▸ **What is being asked**
Restate, word for word, all of the material shown below.

— START OF Given records —

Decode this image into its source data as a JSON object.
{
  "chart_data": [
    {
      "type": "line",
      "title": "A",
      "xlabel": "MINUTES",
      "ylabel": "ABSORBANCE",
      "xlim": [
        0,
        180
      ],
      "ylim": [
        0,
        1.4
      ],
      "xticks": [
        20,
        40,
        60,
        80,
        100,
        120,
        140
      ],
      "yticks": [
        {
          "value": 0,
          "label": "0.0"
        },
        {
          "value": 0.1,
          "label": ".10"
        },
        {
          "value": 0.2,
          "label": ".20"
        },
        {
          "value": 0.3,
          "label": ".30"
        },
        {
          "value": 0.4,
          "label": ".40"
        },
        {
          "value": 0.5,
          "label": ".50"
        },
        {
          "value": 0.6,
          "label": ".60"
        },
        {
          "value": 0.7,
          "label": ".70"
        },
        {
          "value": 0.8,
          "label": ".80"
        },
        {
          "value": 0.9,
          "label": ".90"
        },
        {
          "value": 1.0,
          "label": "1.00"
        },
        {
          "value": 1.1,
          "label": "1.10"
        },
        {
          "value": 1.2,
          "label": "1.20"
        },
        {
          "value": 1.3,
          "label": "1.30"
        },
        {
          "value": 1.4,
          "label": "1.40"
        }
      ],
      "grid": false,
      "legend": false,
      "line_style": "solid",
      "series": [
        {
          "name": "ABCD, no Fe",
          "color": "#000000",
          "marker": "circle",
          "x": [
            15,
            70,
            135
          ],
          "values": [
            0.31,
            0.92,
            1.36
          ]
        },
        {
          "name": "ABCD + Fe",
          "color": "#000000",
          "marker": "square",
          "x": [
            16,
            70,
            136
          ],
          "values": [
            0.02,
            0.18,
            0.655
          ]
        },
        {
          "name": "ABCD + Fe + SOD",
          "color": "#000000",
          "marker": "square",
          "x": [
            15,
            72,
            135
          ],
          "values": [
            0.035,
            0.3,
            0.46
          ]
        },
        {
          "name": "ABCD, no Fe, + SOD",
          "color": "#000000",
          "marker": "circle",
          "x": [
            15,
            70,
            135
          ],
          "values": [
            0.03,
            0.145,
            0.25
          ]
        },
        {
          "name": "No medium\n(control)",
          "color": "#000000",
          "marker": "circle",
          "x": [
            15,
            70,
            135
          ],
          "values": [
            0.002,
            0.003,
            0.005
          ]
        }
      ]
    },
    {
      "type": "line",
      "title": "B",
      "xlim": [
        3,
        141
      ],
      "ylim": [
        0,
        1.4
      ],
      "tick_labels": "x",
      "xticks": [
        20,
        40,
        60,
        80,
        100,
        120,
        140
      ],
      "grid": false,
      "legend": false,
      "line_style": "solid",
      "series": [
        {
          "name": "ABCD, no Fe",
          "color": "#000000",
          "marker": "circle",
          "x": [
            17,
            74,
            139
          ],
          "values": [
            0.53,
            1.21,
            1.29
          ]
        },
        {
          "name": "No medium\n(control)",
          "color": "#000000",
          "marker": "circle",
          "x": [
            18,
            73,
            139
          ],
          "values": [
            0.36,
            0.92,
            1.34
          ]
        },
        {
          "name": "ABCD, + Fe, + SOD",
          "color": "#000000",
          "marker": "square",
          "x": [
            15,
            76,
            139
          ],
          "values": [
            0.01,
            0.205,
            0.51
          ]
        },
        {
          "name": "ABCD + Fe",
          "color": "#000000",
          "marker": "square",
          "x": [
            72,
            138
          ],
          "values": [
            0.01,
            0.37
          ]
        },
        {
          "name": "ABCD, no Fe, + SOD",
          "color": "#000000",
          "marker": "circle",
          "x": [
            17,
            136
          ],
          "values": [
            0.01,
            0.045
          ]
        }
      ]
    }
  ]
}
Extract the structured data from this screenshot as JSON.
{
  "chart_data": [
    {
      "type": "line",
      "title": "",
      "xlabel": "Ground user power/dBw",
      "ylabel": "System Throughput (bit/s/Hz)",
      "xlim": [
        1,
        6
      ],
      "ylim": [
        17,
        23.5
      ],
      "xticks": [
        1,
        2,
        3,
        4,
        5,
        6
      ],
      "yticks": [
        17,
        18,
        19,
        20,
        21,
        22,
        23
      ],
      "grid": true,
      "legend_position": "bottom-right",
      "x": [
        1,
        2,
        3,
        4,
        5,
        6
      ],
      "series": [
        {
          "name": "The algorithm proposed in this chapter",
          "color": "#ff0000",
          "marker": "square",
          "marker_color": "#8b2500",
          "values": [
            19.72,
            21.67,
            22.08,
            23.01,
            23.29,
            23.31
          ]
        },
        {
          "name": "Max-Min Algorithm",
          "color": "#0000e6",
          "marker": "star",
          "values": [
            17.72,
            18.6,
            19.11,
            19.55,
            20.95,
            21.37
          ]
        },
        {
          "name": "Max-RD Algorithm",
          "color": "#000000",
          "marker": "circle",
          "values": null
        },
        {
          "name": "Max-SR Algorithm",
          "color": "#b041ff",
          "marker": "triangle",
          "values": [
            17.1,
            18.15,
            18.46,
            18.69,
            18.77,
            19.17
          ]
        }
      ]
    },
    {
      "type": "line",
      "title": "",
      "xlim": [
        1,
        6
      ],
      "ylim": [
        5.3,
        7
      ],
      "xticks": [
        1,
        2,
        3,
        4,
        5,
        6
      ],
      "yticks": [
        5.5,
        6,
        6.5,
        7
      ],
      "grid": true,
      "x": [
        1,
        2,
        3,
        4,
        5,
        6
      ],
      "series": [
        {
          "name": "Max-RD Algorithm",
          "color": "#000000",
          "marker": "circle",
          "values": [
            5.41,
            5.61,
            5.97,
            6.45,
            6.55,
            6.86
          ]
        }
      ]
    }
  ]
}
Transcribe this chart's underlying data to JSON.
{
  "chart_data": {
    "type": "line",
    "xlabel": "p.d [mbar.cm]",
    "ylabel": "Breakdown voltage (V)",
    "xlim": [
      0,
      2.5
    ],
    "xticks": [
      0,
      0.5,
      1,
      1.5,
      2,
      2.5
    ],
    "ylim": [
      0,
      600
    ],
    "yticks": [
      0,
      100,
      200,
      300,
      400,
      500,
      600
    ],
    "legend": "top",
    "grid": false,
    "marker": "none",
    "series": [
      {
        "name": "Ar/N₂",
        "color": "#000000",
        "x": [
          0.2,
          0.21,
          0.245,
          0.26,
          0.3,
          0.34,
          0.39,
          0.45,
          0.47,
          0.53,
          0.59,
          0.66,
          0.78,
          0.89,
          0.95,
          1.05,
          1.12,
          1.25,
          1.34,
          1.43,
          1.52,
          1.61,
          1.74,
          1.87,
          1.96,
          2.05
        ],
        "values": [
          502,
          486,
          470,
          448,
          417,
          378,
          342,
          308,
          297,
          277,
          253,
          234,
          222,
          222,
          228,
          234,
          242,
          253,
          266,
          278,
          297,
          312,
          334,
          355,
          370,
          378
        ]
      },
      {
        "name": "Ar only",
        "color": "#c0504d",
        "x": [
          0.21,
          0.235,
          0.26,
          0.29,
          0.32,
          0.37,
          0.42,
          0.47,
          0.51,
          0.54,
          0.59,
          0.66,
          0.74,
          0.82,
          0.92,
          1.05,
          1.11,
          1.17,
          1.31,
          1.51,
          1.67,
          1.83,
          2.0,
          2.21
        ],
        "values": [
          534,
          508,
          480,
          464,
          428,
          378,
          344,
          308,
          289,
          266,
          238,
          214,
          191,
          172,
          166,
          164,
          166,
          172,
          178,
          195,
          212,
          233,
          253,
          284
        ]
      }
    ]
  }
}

— END OF Given records —

▸ **Written answer**
Decode this image into its source data as a JSON object.
{
  "chart_data": [
    {
      "type": "line",
      "title": "A",
      "xlabel": "MINUTES",
      "ylabel": "ABSORBANCE",
      "xlim": [
        0,
        180
      ],
      "ylim": [
        0,
        1.4
      ],
      "xticks": [
        20,
        40,
        60,
        80,
        100,
        120,
        140
      ],
      "yticks": [
        {
          "value": 0,
          "label": "0.0"
        },
        {
          "value": 0.1,
          "label": ".10"
        },
        {
          "value": 0.2,
          "label": ".20"
        },
        {
          "value": 0.3,
          "label": ".30"
        },
        {
          "value": 0.4,
          "label": ".40"
        },
        {
          "value": 0.5,
          "label": ".50"
        },
        {
          "value": 0.6,
          "label": ".60"
        },
        {
          "value": 0.7,
          "label": ".70"
        },
        {
          "value": 0.8,
          "label": ".80"
        },
        {
          "value": 0.9,
          "label": ".90"
        },
        {
          "value": 1.0,
          "label": "1.00"
        },
        {
          "value": 1.1,
          "label": "1.10"
        },
        {
          "value": 1.2,
          "label": "1.20"
        },
        {
          "value": 1.3,
          "label": "1.30"
        },
        {
          "value": 1.4,
          "label": "1.40"
        }
      ],
      "grid": false,
      "legend": false,
      "line_style": "solid",
      "series": [
        {
          "name": "ABCD, no Fe",
          "color": "#000000",
          "marker": "circle",
          "x": [
            15,
            70,
            135
          ],
          "values": [
            0.31,
            0.92,
            1.36
          ]
        },
        {
          "name": "ABCD + Fe",
          "color": "#000000",
          "marker": "square",
          "x": [
            16,
            70,
            136
          ],
          "values": [
            0.02,
            0.18,
            0.655
          ]
        },
        {
          "name": "ABCD + Fe + SOD",
          "color": "#000000",
          "marker": "square",
          "x": [
            15,
            72,
            135
          ],
          "values": [
            0.035,
            0.3,
            0.46
          ]
        },
        {
          "name": "ABCD, no Fe, + SOD",
          "color": "#000000",
          "marker": "circle",
          "x": [
            15,
            70,
            135
          ],
          "values": [
            0.03,
            0.145,
            0.25
          ]
        },
        {
          "name": "No medium\n(control)",
          "color": "#000000",
          "marker": "circle",
          "x": [
            15,
            70,
            135
          ],
          "values": [
            0.002,
            0.003,
            0.005
          ]
        }
      ]
    },
    {
      "type": "line",
      "title": "B",
      "xlim": [
        3,
        141
      ],
      "ylim": [
        0,
        1.4
      ],
      "tick_labels": "x",
      "xticks": [
        20,
        40,
        60,
        80,
        100,
        120,
        140
      ],
      "grid": false,
      "legend": false,
      "line_style": "solid",
      "series": [
        {
          "name": "ABCD, no Fe",
          "color": "#000000",
          "marker": "circle",
          "x": [
            17,
            74,
            139
          ],
          "values": [
            0.53,
            1.21,
            1.29
          ]
        },
        {
          "name": "No medium\n(control)",
          "color": "#000000",
          "marker": "circle",
          "x": [
            18,
            73,
            139
          ],
          "values": [
            0.36,
            0.92,
            1.34
          ]
        },
        {
          "name": "ABCD, + Fe, + SOD",
          "color": "#000000",
          "marker": "square",
          "x": [
            15,
            76,
            139
          ],
          "values": [
            0.01,
            0.205,
            0.51
          ]
        },
        {
          "name": "ABCD + Fe",
          "color": "#000000",
          "marker": "square",
          "x": [
            72,
            138
          ],
          "values": [
            0.01,
            0.37
          ]
        },
        {
          "name": "ABCD, no Fe, + SOD",
          "color": "#000000",
          "marker": "circle",
          "x": [
            17,
            136
          ],
          "values": [
            0.01,
            0.045
          ]
        }
      ]
    }
  ]
}
Extract the structured data from this screenshot as JSON.
{
  "chart_data": [
    {
      "type": "line",
      "title": "",
      "xlabel": "Ground user power/dBw",
      "ylabel": "System Throughput (bit/s/Hz)",
      "xlim": [
        1,
        6
      ],
      "ylim": [
        17,
        23.5
      ],
      "xticks": [
        1,
        2,
        3,
        4,
        5,
        6
      ],
      "yticks": [
        17,
        18,
        19,
        20,
        21,
        22,
        23
      ],
      "grid": true,
      "legend_position": "bottom-right",
      "x": [
        1,
        2,
        3,
        4,
        5,
        6
      ],
      "series": [
        {
          "name": "The algorithm proposed in this chapter",
          "color": "#ff0000",
          "marker": "square",
          "marker_color": "#8b2500",
          "values": [
            19.72,
            21.67,
            22.08,
            23.01,
            23.29,
            23.31
          ]
        },
        {
          "name": "Max-Min Algorithm",
          "color": "#0000e6",
          "marker": "star",
          "values": [
            17.72,
            18.6,
            19.11,
            19.55,
            20.95,
            21.37
          ]
        },
        {
          "name": "Max-RD Algorithm",
          "color": "#000000",
          "marker": "circle",
          "values": null
        },
        {
          "name": "Max-SR Algorithm",
          "color": "#b041ff",
          "marker": "triangle",
          "values": [
            17.1,
            18.15,
            18.46,
            18.69,
            18.77,
            19.17
          ]
        }
      ]
    },
    {
      "type": "line",
      "title": "",
      "xlim": [
        1,
        6
      ],
      "ylim": [
        5.3,
        7
      ],
      "xticks": [
        1,
        2,
        3,
        4,
        5,
        6
      ],
      "yticks": [
        5.5,
        6,
        6.5,
        7
      ],
      "grid": true,
      "x": [
        1,
        2,
        3,
        4,
        5,
        6
      ],
      "series": [
        {
          "name": "Max-RD Algorithm",
          "color": "#000000",
          "marker": "circle",
          "values": [
            5.41,
            5.61,
            5.97,
            6.45,
            6.55,
            6.86
          ]
        }
      ]
    }
  ]
}
Transcribe this chart's underlying data to JSON.
{
  "chart_data": {
    "type": "line",
    "xlabel": "p.d [mbar.cm]",
    "ylabel": "Breakdown voltage (V)",
    "xlim": [
      0,
      2.5
    ],
    "xticks": [
      0,
      0.5,
      1,
      1.5,
      2,
      2.5
    ],
    "ylim": [
      0,
      600
    ],
    "yticks": [
      0,
      100,
      200,
      300,
      400,
      500,
      600
    ],
    "legend": "top",
    "grid": false,
    "marker": "none",
    "series": [
      {
        "name": "Ar/N₂",
        "color": "#000000",
        "x": [
          0.2,
          0.21,
          0.245,
          0.26,
          0.3,
          0.34,
          0.39,
          0.45,
          0.47,
          0.53,
          0.59,
          0.66,
          0.78,
          0.89,
          0.95,
          1.05,
          1.12,
          1.25,
          1.34,
          1.43,
          1.52,
          1.61,
          1.74,
          1.87,
          1.96,
          2.05
        ],
        "values": [
          502,
          486,
          470,
          448,
          417,
          378,
          342,
          308,
          297,
          277,
          253,
          234,
          222,
          222,
          228,
          234,
          242,
          253,
          266,
          278,
          297,
          312,
          334,
          355,
          370,
          378
        ]
      },
      {
        "name": "Ar only",
        "color": "#c0504d",
        "x": [
          0.21,
          0.235,
          0.26,
          0.29,
          0.32,
          0.37,
          0.42,
          0.47,
          0.51,
          0.54,
          0.59,
          0.66,
          0.74,
          0.82,
          0.92,
          1.05,
          1.11,
          1.17,
          1.31,
          1.51,
          1.67,
          1.83,
          2.0,
          2.21
        ],
        "values": [
          534,
          508,
          480,
          464,
          428,
          378,
          344,
          308,
          289,
          266,
          238,
          214,
          191,
          172,
          166,
          164,
          166,
          172,
          178,
          195,
          212,
          233,
          253,
          284
        ]
      }
    ]
  }
}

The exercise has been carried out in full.